What you should do: Look through the records below, and copy out every line that holds the string "smoothed".

Data entries:
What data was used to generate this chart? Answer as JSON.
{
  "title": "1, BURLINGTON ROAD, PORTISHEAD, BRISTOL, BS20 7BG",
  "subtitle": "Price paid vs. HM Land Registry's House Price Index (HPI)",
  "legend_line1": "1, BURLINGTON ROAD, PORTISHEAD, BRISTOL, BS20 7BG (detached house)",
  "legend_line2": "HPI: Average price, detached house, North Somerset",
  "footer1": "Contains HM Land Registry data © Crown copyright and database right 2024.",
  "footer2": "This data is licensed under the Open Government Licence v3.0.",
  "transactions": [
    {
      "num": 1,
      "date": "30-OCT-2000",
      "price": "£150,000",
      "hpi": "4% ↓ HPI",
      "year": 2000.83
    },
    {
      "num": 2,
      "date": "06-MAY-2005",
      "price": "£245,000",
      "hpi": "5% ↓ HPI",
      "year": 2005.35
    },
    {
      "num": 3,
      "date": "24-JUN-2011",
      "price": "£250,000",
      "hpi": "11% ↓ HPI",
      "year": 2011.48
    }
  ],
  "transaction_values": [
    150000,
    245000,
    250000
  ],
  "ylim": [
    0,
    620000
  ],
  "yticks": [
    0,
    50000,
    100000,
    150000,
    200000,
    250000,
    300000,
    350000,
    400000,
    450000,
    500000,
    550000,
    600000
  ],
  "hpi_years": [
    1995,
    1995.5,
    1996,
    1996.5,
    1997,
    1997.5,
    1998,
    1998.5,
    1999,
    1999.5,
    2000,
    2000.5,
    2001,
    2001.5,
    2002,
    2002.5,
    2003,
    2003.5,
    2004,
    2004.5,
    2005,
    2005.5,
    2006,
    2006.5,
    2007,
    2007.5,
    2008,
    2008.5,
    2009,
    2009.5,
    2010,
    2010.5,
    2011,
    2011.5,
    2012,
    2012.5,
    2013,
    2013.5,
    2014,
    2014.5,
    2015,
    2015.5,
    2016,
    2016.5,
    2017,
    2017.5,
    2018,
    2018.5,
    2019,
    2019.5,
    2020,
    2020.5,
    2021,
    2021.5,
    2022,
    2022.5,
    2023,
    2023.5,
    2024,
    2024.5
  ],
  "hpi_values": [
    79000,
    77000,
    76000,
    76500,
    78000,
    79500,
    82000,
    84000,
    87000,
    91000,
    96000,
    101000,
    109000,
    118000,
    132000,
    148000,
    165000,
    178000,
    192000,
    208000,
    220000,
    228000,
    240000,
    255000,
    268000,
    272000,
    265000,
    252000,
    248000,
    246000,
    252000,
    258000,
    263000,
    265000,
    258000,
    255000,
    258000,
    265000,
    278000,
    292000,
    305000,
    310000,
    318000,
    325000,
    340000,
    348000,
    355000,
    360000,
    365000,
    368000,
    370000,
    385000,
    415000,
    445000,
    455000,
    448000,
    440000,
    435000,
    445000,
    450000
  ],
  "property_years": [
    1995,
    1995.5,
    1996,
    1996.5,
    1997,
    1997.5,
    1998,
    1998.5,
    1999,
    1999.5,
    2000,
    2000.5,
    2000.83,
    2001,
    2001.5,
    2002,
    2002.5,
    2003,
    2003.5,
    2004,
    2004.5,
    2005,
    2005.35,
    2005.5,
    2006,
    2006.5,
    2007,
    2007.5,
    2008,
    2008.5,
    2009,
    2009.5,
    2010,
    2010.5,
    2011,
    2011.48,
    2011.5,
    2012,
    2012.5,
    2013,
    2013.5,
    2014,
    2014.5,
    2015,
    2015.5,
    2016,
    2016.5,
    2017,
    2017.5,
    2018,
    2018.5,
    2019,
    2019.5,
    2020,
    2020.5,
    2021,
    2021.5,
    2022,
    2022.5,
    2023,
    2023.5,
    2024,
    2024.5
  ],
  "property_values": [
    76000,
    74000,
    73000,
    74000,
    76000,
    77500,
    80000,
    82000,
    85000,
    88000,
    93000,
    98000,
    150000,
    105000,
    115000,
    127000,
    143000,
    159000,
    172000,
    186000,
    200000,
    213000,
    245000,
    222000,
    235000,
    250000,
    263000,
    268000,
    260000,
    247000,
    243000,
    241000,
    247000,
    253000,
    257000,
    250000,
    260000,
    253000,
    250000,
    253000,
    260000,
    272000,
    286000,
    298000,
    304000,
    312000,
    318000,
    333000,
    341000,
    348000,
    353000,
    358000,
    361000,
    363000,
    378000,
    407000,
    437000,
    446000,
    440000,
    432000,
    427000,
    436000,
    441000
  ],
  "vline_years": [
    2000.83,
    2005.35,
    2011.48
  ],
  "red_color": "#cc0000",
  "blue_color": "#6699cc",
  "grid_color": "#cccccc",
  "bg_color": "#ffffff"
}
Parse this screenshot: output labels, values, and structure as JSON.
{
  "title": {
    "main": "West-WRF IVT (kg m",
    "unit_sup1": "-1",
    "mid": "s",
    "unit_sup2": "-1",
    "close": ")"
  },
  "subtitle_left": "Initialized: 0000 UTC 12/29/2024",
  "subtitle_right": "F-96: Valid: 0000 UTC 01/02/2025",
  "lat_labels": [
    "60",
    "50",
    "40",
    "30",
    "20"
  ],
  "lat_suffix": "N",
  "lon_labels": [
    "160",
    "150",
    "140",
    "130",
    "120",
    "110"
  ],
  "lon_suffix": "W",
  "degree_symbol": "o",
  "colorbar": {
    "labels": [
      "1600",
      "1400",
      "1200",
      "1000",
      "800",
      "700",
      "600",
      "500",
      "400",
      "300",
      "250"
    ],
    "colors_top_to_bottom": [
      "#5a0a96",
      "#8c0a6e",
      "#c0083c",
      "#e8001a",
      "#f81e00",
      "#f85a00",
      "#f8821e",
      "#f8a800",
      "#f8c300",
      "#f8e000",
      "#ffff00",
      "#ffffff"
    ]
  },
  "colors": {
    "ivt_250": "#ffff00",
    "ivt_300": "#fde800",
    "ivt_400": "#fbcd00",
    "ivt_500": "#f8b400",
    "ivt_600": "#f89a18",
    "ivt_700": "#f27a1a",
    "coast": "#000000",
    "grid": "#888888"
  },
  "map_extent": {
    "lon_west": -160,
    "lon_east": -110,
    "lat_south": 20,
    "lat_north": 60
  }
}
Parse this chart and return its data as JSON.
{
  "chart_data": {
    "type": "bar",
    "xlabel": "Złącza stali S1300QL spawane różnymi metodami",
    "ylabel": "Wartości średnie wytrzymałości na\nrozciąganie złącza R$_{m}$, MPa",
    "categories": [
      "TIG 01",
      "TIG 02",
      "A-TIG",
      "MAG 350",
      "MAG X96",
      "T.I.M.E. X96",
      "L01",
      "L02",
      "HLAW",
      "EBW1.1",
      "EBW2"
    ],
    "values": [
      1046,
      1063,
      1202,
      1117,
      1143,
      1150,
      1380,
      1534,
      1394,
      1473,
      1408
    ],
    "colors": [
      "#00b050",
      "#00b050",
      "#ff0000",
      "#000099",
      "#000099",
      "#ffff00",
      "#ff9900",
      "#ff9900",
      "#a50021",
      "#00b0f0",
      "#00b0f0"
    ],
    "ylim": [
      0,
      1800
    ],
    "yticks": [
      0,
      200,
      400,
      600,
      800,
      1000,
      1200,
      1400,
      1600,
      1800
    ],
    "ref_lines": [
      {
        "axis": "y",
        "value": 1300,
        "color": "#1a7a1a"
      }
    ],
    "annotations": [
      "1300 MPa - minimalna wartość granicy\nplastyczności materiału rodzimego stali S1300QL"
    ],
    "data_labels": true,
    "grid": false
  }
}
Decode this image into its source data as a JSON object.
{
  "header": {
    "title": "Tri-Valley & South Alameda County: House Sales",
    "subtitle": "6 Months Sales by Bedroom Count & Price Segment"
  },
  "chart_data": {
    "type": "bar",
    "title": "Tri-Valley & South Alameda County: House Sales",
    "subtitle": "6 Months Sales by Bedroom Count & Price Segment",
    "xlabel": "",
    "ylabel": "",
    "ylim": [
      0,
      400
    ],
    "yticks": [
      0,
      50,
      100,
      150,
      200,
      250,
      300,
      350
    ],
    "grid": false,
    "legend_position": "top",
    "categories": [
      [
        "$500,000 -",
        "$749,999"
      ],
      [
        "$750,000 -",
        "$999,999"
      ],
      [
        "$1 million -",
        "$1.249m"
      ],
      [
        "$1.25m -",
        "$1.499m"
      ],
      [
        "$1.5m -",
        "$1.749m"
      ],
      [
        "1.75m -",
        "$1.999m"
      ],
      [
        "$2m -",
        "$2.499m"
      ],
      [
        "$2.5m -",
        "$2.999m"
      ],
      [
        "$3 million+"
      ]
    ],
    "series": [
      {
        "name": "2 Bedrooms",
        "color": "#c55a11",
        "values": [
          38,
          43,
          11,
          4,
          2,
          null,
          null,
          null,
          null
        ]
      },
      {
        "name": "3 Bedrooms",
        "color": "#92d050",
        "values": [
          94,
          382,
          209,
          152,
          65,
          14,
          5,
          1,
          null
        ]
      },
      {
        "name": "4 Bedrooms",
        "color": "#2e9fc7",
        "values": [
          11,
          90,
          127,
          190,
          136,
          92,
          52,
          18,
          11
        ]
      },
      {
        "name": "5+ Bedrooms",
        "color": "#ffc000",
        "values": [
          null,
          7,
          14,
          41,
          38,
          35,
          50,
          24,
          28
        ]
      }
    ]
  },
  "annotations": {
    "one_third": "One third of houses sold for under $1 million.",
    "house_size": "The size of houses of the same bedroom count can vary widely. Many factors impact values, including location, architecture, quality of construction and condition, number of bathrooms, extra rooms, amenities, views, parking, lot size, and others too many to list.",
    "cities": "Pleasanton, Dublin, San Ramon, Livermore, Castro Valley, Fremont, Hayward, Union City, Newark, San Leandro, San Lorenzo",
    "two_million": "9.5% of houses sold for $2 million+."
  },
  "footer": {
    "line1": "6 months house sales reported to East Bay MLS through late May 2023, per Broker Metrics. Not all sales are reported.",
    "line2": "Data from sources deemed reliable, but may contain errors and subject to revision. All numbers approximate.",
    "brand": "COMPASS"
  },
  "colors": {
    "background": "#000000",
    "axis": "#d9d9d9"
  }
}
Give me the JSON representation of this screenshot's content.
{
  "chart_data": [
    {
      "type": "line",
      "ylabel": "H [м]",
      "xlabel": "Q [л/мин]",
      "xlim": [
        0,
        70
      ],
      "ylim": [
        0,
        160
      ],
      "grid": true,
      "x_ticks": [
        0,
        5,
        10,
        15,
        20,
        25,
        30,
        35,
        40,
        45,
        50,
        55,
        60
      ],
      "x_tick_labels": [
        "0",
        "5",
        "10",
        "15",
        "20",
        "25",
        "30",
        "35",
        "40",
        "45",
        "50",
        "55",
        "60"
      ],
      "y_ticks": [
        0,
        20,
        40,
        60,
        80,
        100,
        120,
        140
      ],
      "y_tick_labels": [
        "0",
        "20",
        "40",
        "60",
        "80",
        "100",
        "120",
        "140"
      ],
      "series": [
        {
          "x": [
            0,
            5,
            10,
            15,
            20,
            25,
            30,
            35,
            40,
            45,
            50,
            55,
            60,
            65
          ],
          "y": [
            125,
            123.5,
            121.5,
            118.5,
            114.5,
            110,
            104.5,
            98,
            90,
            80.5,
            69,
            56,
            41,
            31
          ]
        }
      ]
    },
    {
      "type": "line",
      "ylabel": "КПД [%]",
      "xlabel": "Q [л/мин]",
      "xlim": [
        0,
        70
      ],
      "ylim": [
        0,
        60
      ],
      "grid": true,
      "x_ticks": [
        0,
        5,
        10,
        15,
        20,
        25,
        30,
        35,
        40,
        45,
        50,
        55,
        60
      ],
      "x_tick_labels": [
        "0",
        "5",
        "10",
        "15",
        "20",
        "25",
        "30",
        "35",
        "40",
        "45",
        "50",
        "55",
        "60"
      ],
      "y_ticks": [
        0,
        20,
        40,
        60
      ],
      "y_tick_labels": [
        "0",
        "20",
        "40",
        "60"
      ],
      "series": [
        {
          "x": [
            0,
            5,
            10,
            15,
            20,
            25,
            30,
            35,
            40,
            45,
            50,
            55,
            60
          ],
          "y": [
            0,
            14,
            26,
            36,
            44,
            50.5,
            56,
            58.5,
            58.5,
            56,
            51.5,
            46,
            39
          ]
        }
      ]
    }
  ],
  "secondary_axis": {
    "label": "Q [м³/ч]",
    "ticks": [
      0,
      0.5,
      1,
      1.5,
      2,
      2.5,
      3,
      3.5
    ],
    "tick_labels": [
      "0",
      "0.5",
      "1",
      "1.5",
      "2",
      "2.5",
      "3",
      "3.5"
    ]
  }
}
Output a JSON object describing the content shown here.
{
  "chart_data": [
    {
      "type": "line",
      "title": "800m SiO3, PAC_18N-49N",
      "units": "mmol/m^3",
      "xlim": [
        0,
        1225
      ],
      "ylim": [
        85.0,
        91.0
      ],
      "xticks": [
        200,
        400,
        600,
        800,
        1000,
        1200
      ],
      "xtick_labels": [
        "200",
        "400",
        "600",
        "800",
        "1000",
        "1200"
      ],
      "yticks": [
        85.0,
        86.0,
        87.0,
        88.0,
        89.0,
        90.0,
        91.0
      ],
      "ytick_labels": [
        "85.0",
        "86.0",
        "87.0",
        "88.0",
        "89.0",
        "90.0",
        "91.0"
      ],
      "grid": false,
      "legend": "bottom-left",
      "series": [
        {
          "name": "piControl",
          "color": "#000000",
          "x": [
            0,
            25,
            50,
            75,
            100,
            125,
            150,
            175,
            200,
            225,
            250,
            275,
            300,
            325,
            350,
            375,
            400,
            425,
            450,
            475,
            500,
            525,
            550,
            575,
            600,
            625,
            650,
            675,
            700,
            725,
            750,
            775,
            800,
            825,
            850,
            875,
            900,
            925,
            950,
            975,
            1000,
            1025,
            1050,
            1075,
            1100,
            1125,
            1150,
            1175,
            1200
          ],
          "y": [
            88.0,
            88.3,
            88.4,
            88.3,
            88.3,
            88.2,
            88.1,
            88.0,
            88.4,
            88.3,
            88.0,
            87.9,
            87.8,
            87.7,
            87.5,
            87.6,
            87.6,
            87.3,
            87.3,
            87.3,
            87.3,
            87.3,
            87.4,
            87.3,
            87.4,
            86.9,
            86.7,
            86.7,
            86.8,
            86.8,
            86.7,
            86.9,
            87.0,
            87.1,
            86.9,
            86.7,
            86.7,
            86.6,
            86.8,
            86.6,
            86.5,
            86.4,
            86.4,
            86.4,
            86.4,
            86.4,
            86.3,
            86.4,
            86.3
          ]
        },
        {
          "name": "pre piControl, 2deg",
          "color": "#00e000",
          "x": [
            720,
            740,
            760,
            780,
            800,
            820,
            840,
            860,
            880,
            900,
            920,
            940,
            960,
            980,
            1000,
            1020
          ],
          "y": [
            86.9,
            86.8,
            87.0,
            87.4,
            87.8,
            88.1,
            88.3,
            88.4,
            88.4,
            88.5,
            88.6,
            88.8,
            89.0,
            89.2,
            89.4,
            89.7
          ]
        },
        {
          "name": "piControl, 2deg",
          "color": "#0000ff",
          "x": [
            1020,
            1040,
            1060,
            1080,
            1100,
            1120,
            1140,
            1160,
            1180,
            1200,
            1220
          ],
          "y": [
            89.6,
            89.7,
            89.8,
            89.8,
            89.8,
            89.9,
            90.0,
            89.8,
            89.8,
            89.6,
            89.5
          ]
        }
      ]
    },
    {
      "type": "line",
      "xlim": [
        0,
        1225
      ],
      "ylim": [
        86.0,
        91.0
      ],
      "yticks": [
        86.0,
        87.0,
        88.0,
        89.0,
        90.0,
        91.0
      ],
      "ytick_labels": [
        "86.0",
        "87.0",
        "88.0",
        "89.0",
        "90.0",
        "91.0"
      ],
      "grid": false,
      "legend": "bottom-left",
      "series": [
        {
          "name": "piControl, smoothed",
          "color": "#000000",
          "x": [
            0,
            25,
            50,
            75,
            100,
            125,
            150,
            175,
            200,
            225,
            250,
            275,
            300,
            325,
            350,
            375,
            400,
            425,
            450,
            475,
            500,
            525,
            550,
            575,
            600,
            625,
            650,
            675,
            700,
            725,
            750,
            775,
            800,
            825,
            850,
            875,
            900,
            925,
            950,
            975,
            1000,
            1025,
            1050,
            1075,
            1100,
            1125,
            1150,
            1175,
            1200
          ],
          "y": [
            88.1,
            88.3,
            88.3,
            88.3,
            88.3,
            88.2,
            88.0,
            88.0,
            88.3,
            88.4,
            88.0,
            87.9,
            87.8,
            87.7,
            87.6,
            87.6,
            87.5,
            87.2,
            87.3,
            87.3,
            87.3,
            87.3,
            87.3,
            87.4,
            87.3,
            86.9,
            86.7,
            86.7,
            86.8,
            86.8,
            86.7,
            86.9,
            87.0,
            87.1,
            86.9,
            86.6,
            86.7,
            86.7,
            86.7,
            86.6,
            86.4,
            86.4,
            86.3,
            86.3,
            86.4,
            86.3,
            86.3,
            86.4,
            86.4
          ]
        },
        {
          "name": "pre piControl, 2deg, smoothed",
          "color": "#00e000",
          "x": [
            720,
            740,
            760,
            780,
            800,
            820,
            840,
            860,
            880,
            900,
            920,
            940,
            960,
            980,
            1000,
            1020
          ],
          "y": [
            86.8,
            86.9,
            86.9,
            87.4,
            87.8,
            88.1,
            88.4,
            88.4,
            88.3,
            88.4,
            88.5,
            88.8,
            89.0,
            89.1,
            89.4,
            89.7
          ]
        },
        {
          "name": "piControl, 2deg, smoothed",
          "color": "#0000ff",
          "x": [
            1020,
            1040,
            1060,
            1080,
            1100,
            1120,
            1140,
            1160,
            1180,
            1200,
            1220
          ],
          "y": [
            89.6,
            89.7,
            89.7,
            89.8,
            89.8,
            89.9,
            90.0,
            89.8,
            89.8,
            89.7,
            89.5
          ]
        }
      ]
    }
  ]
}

Expected answer:
          "name": "piControl, smoothed",
          "name": "pre piControl, 2deg, smoothed",
          "name": "piControl, 2deg, smoothed",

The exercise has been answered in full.